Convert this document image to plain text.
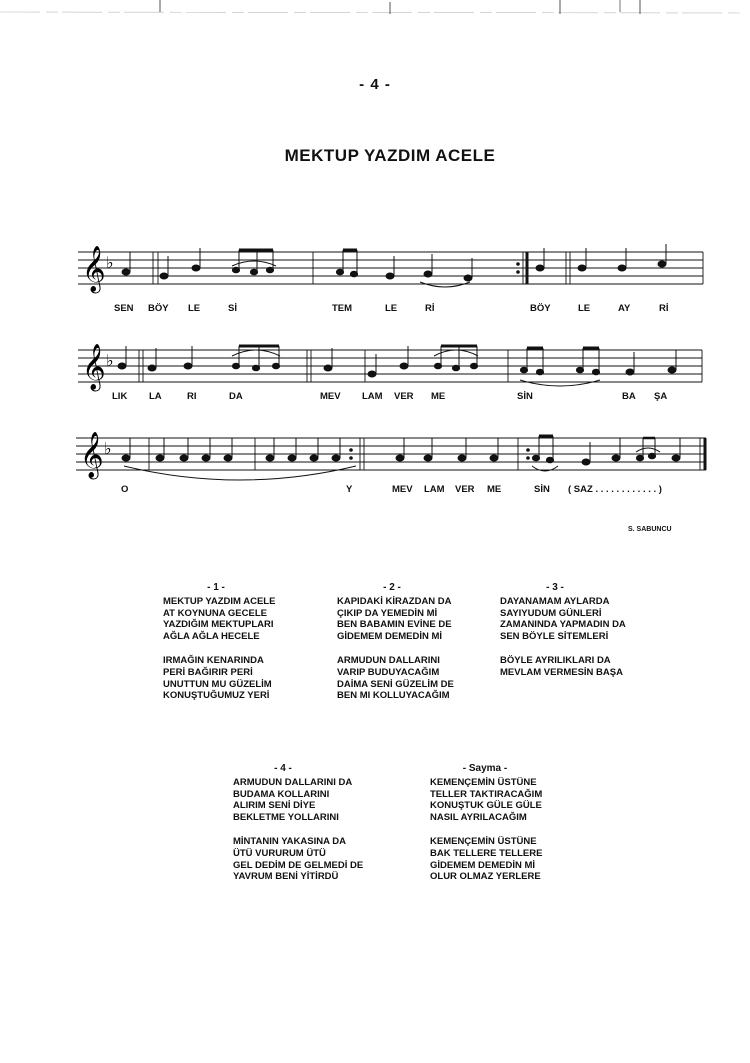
- 4 -
MEKTUP YAZDIM ACELE
𝄞 ♭
SEN BÖY LE	Sİ	TEM	LE	Rİ	BÖY	LE	AY	Rİ
𝄞 ♭
LIK LA	RI	DA	MEV LAM VER ME	SİN	BA ŞA
𝄞 ♭
O	Y	MEV LAM VER ME	SİN ( SAZ . . . . . . . . . . . . )
S. SABUNCU
- 1 -
MEKTUP YAZDIM ACELE
AT KOYNUNA GECELE
YAZDIĞIM MEKTUPLARI
AĞLA AĞLA HECELE
IRMAĞIN KENARINDA
PERİ BAĞIRIR PERİ
UNUTTUN MU GÜZELİM
KONUŞTUĞUMUZ YERİ
- 2 -
KAPIDAKİ KİRAZDAN DA
ÇIKIP DA YEMEDİN Mİ
BEN BABAMIN EVİNE DE
GİDEMEM DEMEDİN Mİ
ARMUDUN DALLARINI
VARIP BUDUYACAĞIM
DAİMA SENİ GÜZELİM DE
BEN MI KOLLUYACAĞIM
- 3 -
DAYANAMAM AYLARDA
SAYIYUDUM GÜNLERİ
ZAMANINDA YAPMADIN DA
SEN BÖYLE SİTEMLERİ
BÖYLE AYRILIKLARI DA
MEVLAM VERMESİN BAŞA
- 4 -
ARMUDUN DALLARINI DA
BUDAMA KOLLARINI
ALIRIM SENİ DİYE
BEKLETME YOLLARINI
MİNTANIN YAKASINA DA
ÜTÜ VURURUM ÜTÜ
GEL DEDİM DE GELMEDİ DE
YAVRUM BENİ YİTİRDÜ
- Sayma -
KEMENÇEMİN ÜSTÜNE
TELLER TAKTIRACAĞIM
KONUŞTUK GÜLE GÜLE
NASIL AYRILACAĞIM
KEMENÇEMİN ÜSTÜNE
BAK TELLERE TELLERE
GİDEMEM DEMEDİN Mİ
OLUR OLMAZ YERLERE
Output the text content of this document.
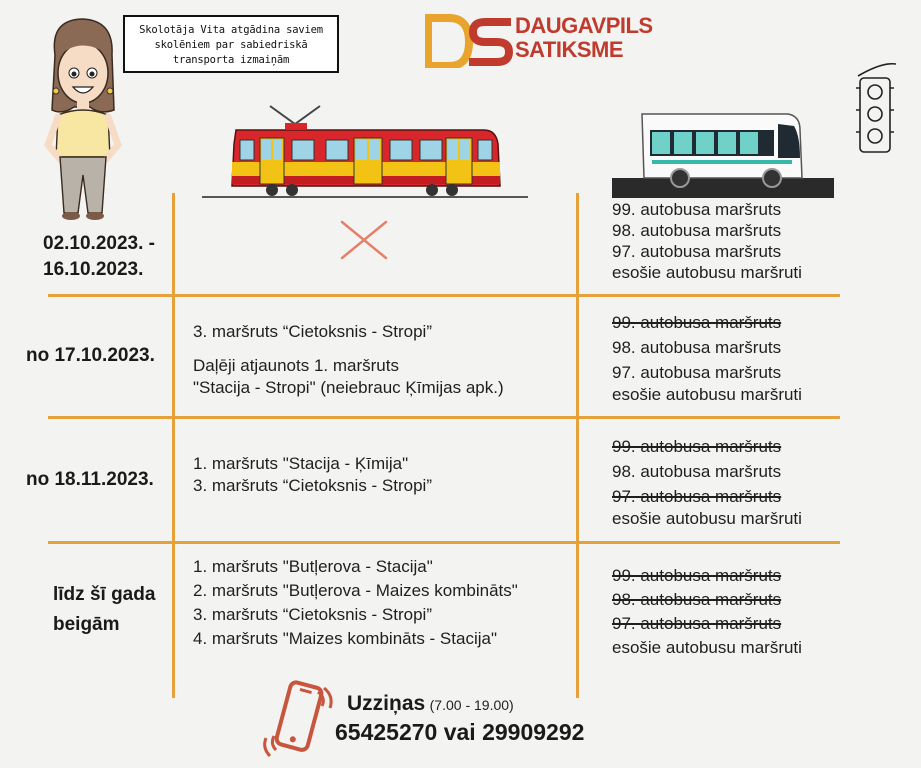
Skolotāja Vita atgādina saviem
skolēniem par sabiedriskā
transporta izmaiņām
DAUGAVPILS
SATIKSME
02.10.2023. -
16.10.2023.
99. autobusa maršruts
98. autobusa maršruts
97. autobusa maršruts
esošie autobusu maršruti
no 17.10.2023.
3. maršruts “Cietoksnis - Stropi”
Daļēji atjaunots 1. maršruts
"Stacija - Stropi" (neiebrauc Ķīmijas apk.)
99. autobusa maršruts
98. autobusa maršruts
97. autobusa maršruts
esošie autobusu maršruti
no 18.11.2023.
1. maršruts "Stacija - Ķīmija"
3. maršruts “Cietoksnis - Stropi”
99. autobusa maršruts
98. autobusa maršruts
97. autobusa maršruts
esošie autobusu maršruti
līdz šī gada
beigām
1. maršruts "Butļerova - Stacija"
2. maršruts "Butļerova - Maizes kombināts"
3. maršruts “Cietoksnis - Stropi”
4. maršruts "Maizes kombināts - Stacija"
99. autobusa maršruts
98. autobusa maršruts
97. autobusa maršruts
esošie autobusu maršruti
Uzziņas (7.00 - 19.00)
65425270 vai 29909292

# # # #

• The task:
Each line above that holds the string "Stacija" should be copied and shown.

• Output below:
"Stacija - Stropi" (neiebrauc Ķīmijas apk.)
1. maršruts "Stacija - Ķīmija"
1. maršruts "Butļerova - Stacija"
4. maršruts "Maizes kombināts - Stacija"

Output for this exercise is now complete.